- Material for this task

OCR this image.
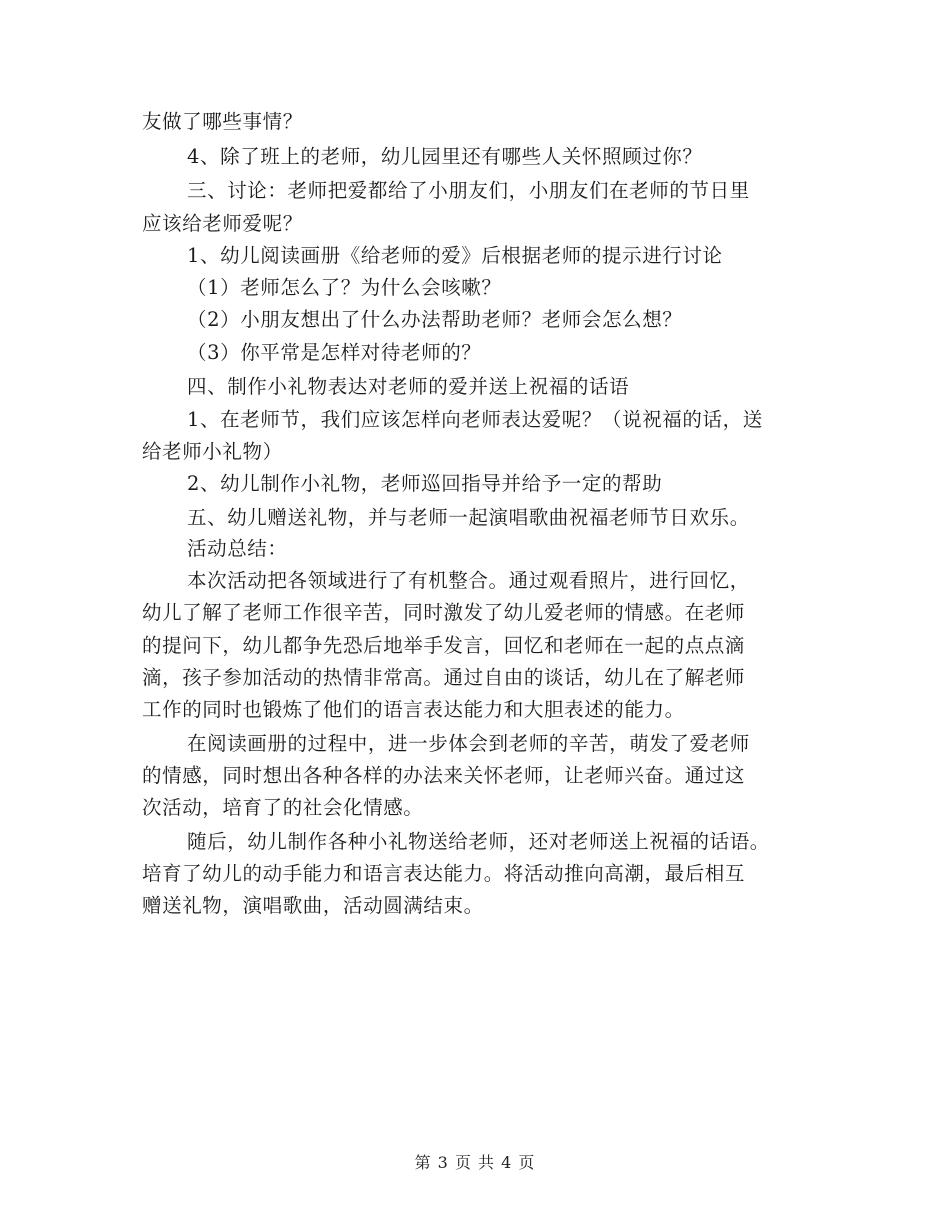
友做了哪些事情？
4、除了班上的老师，幼儿园里还有哪些人关怀照顾过你？
三、讨论：老师把爱都给了小朋友们，小朋友们在老师的节日里
应该给老师爱呢？
1、幼儿阅读画册《给老师的爱》后根据老师的提示进行讨论
（1）老师怎么了？为什么会咳嗽？
（2）小朋友想出了什么办法帮助老师？老师会怎么想？
（3）你平常是怎样对待老师的？
四、制作小礼物表达对老师的爱并送上祝福的话语
1、在老师节，我们应该怎样向老师表达爱呢？（说祝福的话，送
给老师小礼物）
2、幼儿制作小礼物，老师巡回指导并给予一定的帮助
五、幼儿赠送礼物，并与老师一起演唱歌曲祝福老师节日欢乐。
活动总结：
本次活动把各领域进行了有机整合。通过观看照片，进行回忆，
幼儿了解了老师工作很辛苦，同时激发了幼儿爱老师的情感。在老师
的提问下，幼儿都争先恐后地举手发言，回忆和老师在一起的点点滴
滴，孩子参加活动的热情非常高。通过自由的谈话，幼儿在了解老师
工作的同时也锻炼了他们的语言表达能力和大胆表述的能力。
在阅读画册的过程中，进一步体会到老师的辛苦，萌发了爱老师
的情感，同时想出各种各样的办法来关怀老师，让老师兴奋。通过这
次活动，培育了的社会化情感。
随后，幼儿制作各种小礼物送给老师，还对老师送上祝福的话语。
培育了幼儿的动手能力和语言表达能力。将活动推向高潮，最后相互
赠送礼物，演唱歌曲，活动圆满结束。
第 3 页 共 4 页
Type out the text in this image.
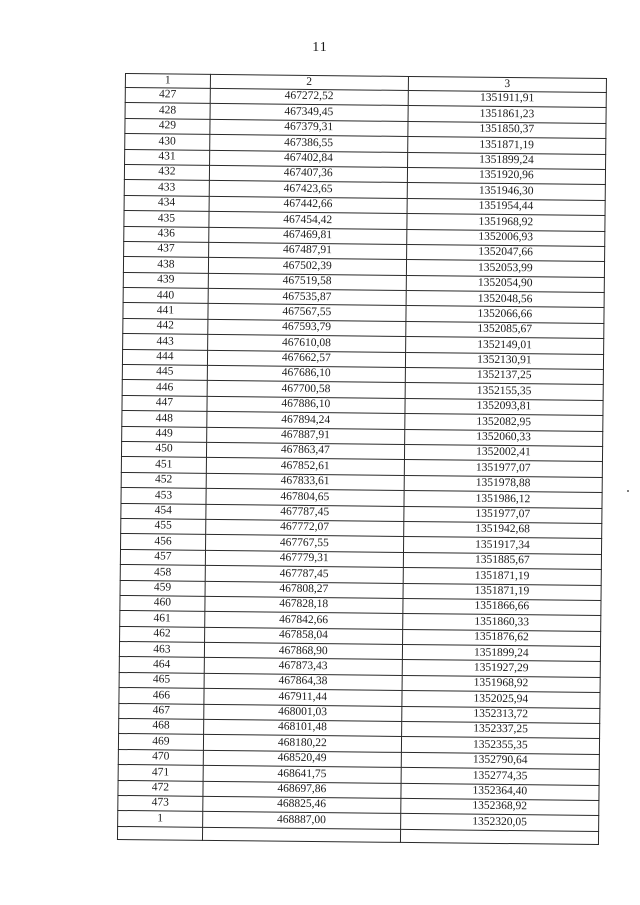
11
1	2	3
427	467272,52	1351911,91
428	467349,45	1351861,23
429	467379,31	1351850,37
430	467386,55	1351871,19
431	467402,84	1351899,24
432	467407,36	1351920,96
433	467423,65	1351946,30
434	467442,66	1351954,44
435	467454,42	1351968,92
436	467469,81	1352006,93
437	467487,91	1352047,66
438	467502,39	1352053,99
439	467519,58	1352054,90
440	467535,87	1352048,56
441	467567,55	1352066,66
442	467593,79	1352085,67
443	467610,08	1352149,01
444	467662,57	1352130,91
445	467686,10	1352137,25
446	467700,58	1352155,35
447	467886,10	1352093,81
448	467894,24	1352082,95
449	467887,91	1352060,33
450	467863,47	1352002,41
451	467852,61	1351977,07
452	467833,61	1351978,88
453	467804,65	1351986,12
454	467787,45	1351977,07
455	467772,07	1351942,68
456	467767,55	1351917,34
457	467779,31	1351885,67
458	467787,45	1351871,19
459	467808,27	1351871,19
460	467828,18	1351866,66
461	467842,66	1351860,33
462	467858,04	1351876,62
463	467868,90	1351899,24
464	467873,43	1351927,29
465	467864,38	1351968,92
466	467911,44	1352025,94
467	468001,03	1352313,72
468	468101,48	1352337,25
469	468180,22	1352355,35
470	468520,49	1352790,64
471	468641,75	1352774,35
472	468697,86	1352364,40
473	468825,46	1352368,92
1	468887,00	1352320,05
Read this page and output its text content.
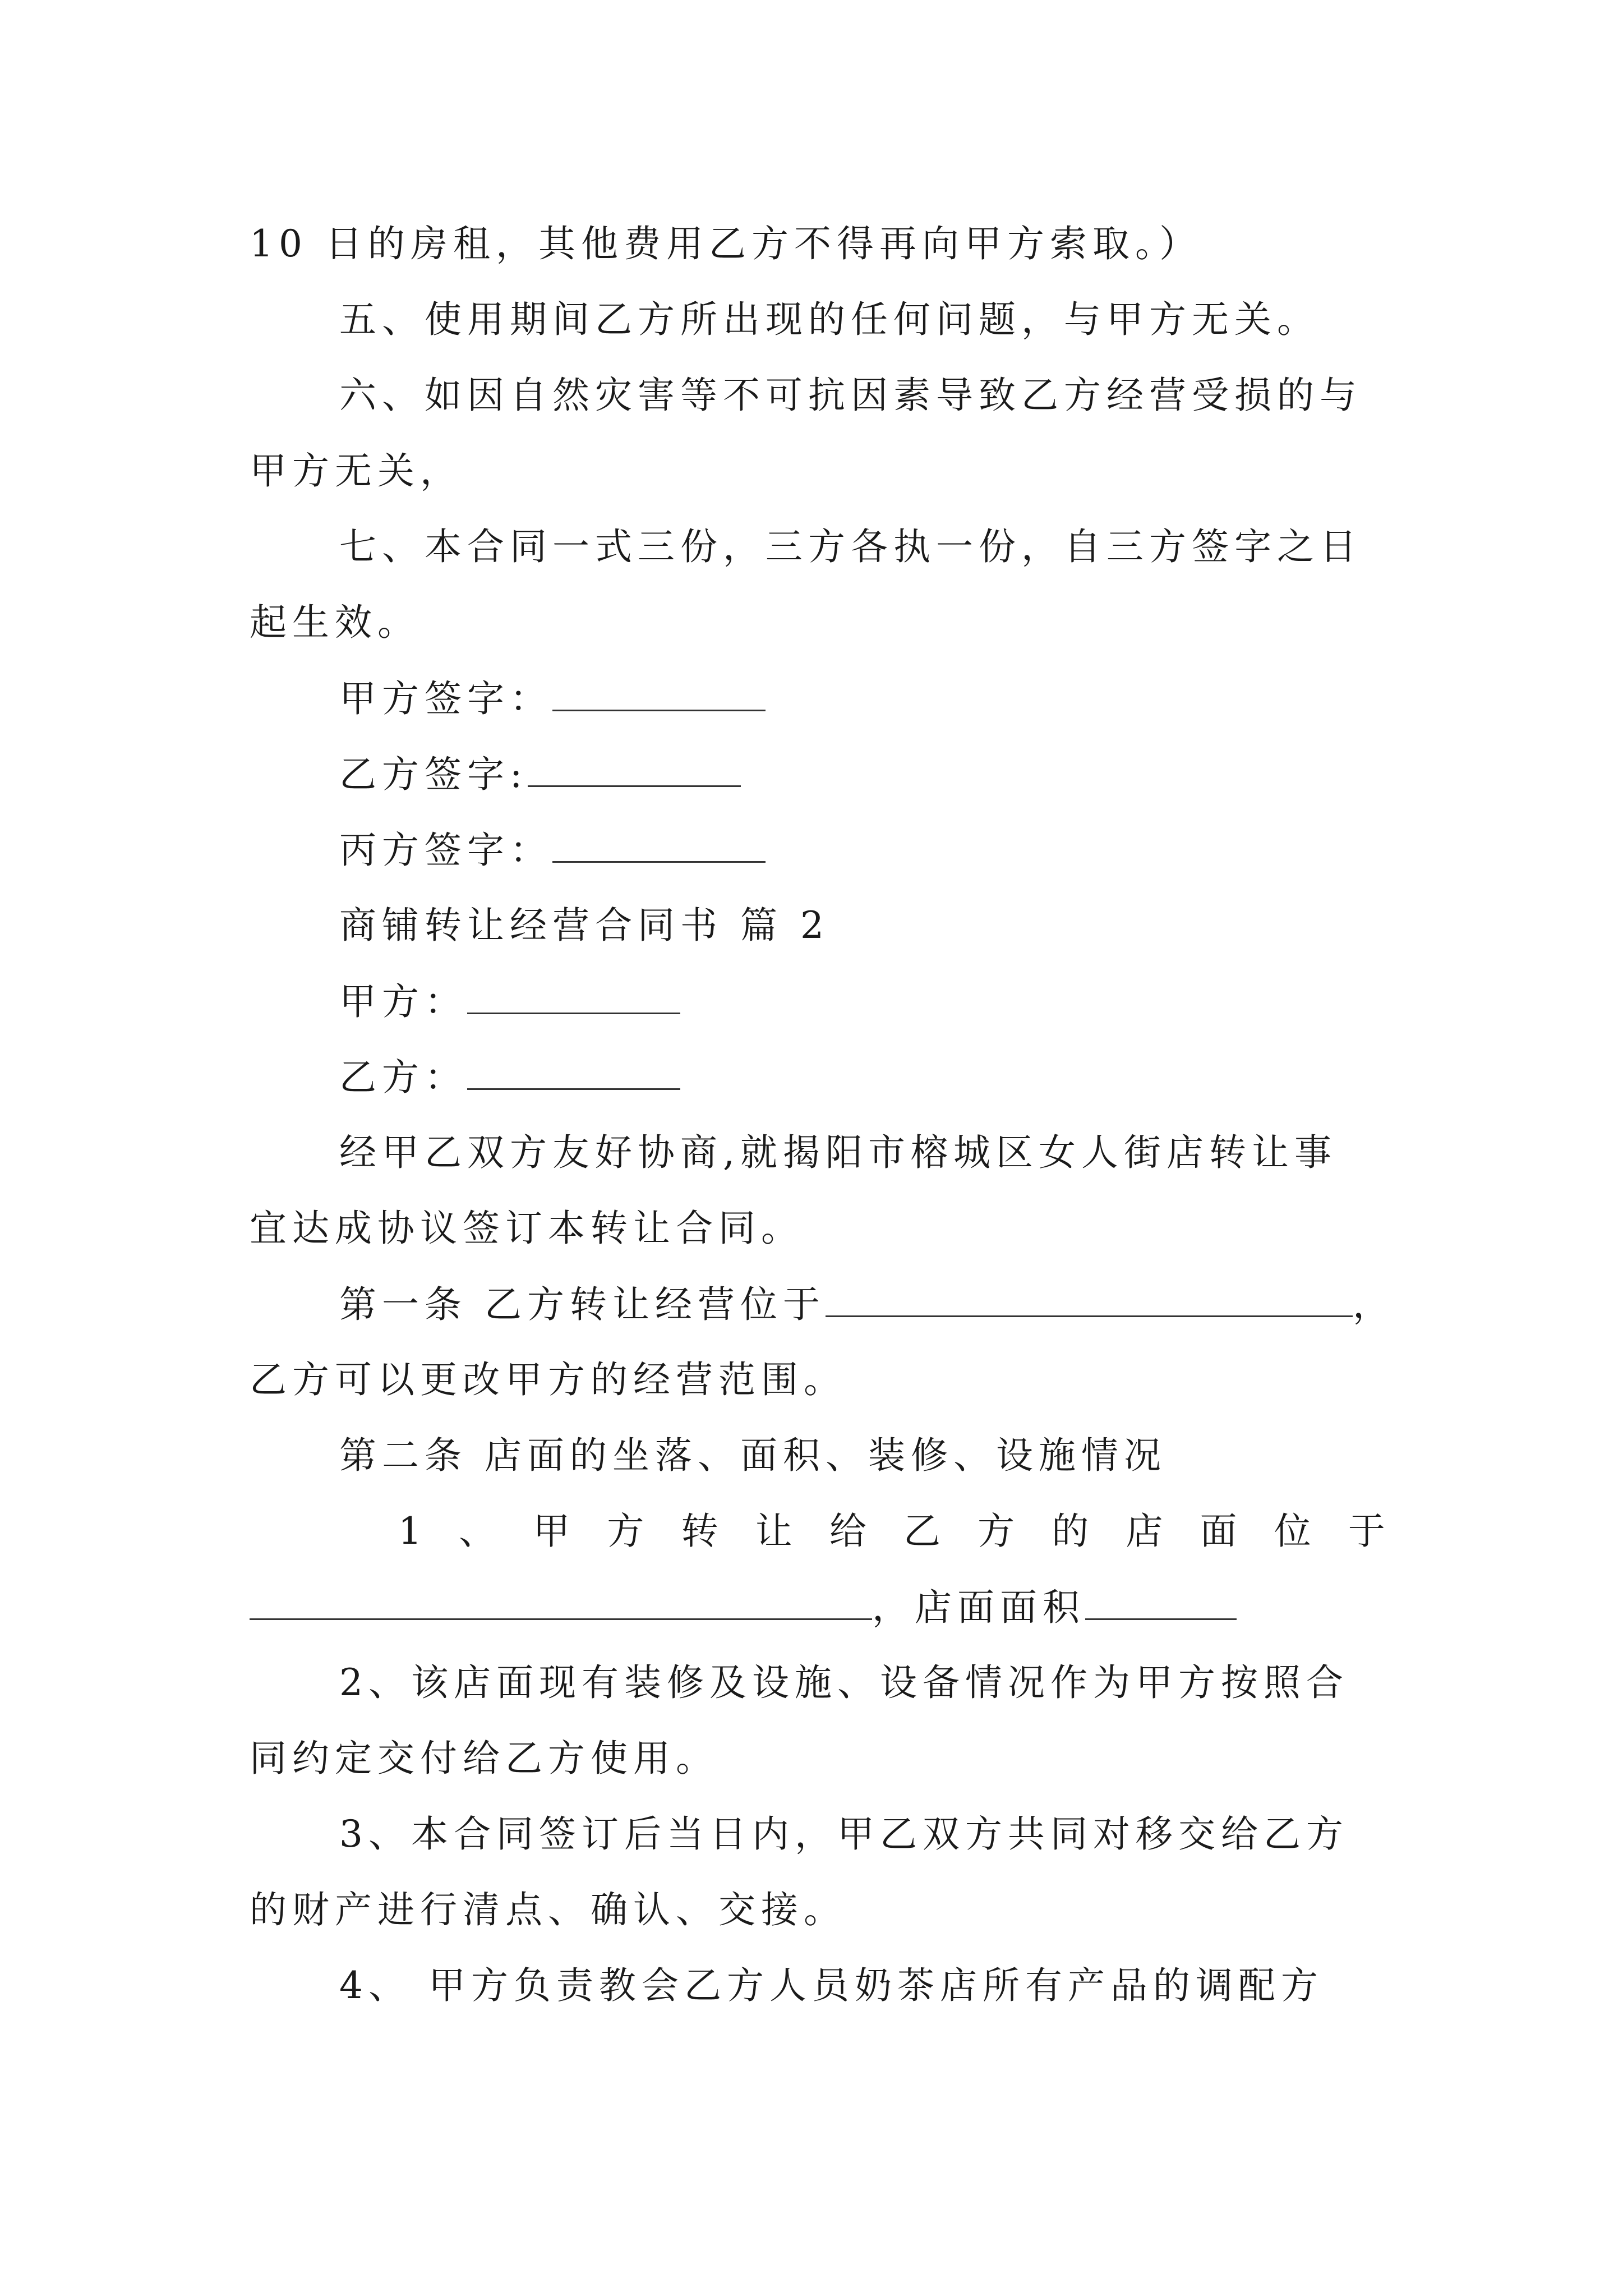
10 日的房租，其他费用乙方不得再向甲方索取。）
五、使用期间乙方所出现的任何问题，与甲方无关。
六、如因自然灾害等不可抗因素导致乙方经营受损的与
甲方无关，
七、本合同一式三份，三方各执一份，自三方签字之日
起生效。
甲方签字：
乙方签字:
丙方签字：
商铺转让经营合同书 篇 2
甲方：
乙方：
经甲乙双方友好协商,就揭阳市榕城区女人街店转让事
宜达成协议签订本转让合同。
第一条 乙方转让经营位于	，
乙方可以更改甲方的经营范围。
第二条 店面的坐落、面积、装修、设施情况
1 、 甲 方 转 让 给 乙 方 的 店 面 位 于
，店面面积
2、该店面现有装修及设施、设备情况作为甲方按照合
同约定交付给乙方使用。
3、本合同签订后当日内，甲乙双方共同对移交给乙方
的财产进行清点、确认、交接。
4、 甲方负责教会乙方人员奶茶店所有产品的调配方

- Task instructions
Scan the material above. Extract every line in which the word "image" occurs.

- Result
OCR this image.
Type out the text in this image.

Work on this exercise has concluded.